## Your instructions:
Which lines hold the word "NEAR"? Copy each of them from the material.

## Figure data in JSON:
* * * * *

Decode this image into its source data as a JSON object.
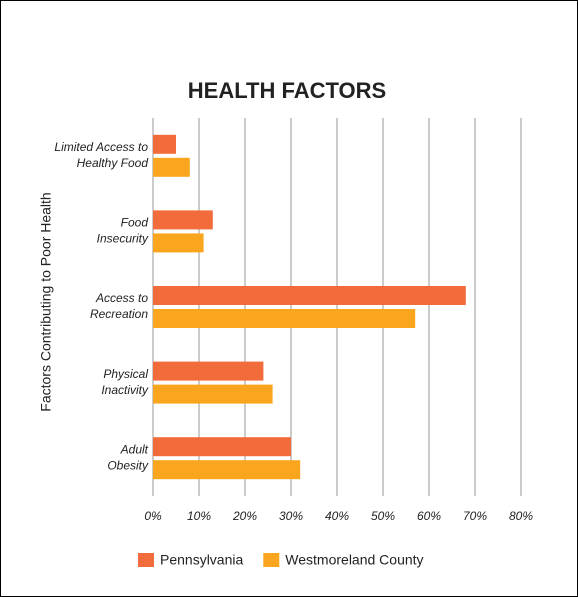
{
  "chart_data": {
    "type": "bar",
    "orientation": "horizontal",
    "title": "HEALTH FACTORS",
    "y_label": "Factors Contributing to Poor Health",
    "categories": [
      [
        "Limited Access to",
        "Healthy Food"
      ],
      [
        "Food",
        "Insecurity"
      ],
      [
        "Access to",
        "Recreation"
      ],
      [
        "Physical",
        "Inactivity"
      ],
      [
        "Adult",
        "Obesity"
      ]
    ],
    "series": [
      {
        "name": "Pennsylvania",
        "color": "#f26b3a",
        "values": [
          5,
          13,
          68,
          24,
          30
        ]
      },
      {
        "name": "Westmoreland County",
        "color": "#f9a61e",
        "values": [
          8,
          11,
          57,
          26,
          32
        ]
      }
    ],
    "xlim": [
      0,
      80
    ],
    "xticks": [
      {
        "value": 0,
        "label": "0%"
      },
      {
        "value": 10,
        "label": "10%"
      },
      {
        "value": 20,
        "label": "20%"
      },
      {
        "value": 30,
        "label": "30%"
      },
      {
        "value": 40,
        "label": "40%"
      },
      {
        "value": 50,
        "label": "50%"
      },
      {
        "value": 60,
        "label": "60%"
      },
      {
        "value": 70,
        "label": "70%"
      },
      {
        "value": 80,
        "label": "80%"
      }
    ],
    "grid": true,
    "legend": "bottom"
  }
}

* * * * *

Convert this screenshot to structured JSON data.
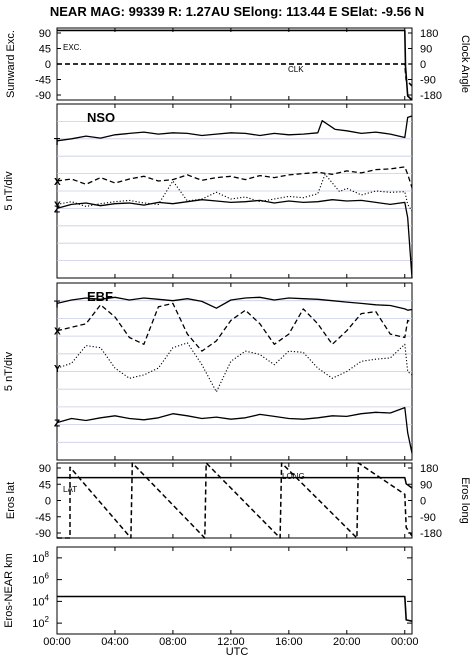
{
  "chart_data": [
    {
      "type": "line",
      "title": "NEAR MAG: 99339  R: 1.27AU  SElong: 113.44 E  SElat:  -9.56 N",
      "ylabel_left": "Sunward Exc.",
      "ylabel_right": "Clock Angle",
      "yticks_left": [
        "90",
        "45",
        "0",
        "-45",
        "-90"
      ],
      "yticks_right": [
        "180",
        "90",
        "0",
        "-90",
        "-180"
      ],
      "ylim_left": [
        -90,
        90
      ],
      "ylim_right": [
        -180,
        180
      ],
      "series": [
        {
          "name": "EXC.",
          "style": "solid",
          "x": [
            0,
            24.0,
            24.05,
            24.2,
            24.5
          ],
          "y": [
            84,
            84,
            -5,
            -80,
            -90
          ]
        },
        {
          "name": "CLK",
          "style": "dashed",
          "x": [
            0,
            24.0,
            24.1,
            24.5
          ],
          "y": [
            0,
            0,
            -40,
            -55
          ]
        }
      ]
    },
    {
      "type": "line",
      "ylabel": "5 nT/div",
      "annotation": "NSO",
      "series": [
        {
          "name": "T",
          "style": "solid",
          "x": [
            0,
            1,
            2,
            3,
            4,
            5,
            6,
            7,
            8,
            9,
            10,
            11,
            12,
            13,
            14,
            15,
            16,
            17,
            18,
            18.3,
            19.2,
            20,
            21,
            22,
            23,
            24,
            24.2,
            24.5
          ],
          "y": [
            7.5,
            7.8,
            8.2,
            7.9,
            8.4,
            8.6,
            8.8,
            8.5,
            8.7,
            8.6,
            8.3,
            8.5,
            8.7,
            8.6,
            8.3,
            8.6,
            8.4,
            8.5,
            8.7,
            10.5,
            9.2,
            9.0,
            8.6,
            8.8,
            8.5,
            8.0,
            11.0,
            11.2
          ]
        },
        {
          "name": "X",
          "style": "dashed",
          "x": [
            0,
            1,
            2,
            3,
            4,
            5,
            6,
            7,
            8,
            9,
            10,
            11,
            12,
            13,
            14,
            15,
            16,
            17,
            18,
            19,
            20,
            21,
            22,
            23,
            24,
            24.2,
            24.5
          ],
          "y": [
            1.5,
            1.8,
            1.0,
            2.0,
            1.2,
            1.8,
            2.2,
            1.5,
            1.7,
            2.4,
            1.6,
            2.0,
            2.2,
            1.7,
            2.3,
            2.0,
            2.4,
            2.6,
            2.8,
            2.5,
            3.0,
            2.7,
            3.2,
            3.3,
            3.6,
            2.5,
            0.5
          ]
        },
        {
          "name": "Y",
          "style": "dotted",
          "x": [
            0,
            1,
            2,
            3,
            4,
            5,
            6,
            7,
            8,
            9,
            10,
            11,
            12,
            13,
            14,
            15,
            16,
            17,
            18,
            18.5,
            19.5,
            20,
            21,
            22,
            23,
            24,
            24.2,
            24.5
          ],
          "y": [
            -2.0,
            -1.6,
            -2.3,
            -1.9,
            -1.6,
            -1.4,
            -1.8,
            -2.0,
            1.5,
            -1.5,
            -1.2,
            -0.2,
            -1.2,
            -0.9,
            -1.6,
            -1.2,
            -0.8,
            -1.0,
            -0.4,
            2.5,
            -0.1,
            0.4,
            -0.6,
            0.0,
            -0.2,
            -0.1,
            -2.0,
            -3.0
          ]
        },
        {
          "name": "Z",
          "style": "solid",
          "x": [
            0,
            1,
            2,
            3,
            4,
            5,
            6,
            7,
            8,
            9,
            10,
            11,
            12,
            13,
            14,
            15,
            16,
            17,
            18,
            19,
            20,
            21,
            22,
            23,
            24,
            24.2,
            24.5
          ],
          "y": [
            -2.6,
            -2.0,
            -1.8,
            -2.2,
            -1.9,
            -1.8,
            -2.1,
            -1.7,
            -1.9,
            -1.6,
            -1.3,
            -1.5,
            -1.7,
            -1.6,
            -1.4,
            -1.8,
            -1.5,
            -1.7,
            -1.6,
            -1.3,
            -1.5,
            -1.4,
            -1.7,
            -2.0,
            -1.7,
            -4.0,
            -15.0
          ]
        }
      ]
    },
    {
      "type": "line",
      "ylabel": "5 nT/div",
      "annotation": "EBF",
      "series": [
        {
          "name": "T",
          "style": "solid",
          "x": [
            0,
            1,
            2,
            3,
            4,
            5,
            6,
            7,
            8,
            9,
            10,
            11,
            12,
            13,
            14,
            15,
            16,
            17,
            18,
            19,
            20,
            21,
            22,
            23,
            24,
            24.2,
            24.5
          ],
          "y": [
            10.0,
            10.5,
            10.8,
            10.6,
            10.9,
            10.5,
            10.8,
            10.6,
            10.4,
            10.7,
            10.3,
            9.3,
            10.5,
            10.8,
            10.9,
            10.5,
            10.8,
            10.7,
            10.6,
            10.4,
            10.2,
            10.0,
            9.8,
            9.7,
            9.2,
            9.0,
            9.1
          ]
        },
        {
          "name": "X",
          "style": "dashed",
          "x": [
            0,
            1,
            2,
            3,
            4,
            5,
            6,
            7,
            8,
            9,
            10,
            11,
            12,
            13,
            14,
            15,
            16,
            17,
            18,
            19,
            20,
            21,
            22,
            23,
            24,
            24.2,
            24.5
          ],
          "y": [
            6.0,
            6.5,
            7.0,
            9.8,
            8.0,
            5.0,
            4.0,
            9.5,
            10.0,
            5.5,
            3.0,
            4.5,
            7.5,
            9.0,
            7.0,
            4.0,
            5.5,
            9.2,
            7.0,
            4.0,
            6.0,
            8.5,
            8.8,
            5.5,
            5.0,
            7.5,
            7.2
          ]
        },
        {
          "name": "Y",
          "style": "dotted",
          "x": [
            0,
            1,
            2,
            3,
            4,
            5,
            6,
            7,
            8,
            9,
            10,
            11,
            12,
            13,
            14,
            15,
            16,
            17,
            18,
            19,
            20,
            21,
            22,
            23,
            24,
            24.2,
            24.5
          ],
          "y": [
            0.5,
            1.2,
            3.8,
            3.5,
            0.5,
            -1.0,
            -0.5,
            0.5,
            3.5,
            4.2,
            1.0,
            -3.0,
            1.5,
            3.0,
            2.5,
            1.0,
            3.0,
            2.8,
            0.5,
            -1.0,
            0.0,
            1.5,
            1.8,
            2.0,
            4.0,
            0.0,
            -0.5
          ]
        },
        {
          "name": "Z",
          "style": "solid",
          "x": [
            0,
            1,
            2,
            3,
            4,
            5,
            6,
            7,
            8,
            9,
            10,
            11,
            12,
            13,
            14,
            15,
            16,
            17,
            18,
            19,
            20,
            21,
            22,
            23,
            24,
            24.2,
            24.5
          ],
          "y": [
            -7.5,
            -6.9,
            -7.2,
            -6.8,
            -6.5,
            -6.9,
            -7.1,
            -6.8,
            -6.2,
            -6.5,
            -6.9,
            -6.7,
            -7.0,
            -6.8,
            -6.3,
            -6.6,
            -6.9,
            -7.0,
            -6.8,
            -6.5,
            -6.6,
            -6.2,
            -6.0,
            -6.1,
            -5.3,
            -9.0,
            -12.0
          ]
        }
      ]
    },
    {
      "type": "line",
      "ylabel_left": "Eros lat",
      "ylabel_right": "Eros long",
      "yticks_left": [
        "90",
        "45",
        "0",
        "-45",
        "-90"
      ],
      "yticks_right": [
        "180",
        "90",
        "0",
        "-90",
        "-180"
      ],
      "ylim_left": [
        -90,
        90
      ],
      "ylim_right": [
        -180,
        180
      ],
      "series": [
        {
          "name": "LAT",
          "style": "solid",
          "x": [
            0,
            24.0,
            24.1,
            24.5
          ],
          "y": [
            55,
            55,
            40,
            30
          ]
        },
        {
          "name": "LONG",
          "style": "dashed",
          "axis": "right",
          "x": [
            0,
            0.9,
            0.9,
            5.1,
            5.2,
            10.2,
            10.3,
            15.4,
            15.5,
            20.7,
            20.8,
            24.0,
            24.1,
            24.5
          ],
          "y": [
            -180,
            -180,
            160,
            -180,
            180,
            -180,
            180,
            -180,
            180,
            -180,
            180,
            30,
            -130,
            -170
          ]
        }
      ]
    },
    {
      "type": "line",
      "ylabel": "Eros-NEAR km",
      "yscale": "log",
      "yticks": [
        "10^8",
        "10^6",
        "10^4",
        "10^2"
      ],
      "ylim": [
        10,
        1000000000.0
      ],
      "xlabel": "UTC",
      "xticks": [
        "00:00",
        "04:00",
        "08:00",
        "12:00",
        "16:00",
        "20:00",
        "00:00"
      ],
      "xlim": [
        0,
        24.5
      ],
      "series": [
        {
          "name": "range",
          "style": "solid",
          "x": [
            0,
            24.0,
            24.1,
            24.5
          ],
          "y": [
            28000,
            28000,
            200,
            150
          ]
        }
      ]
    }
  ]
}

* * * * *

## Task output:
      "title": "NEAR MAG: 99339  R: 1.27AU  SElong: 113.44 E  SElat:  -9.56 N",
      "ylabel": "Eros-NEAR km",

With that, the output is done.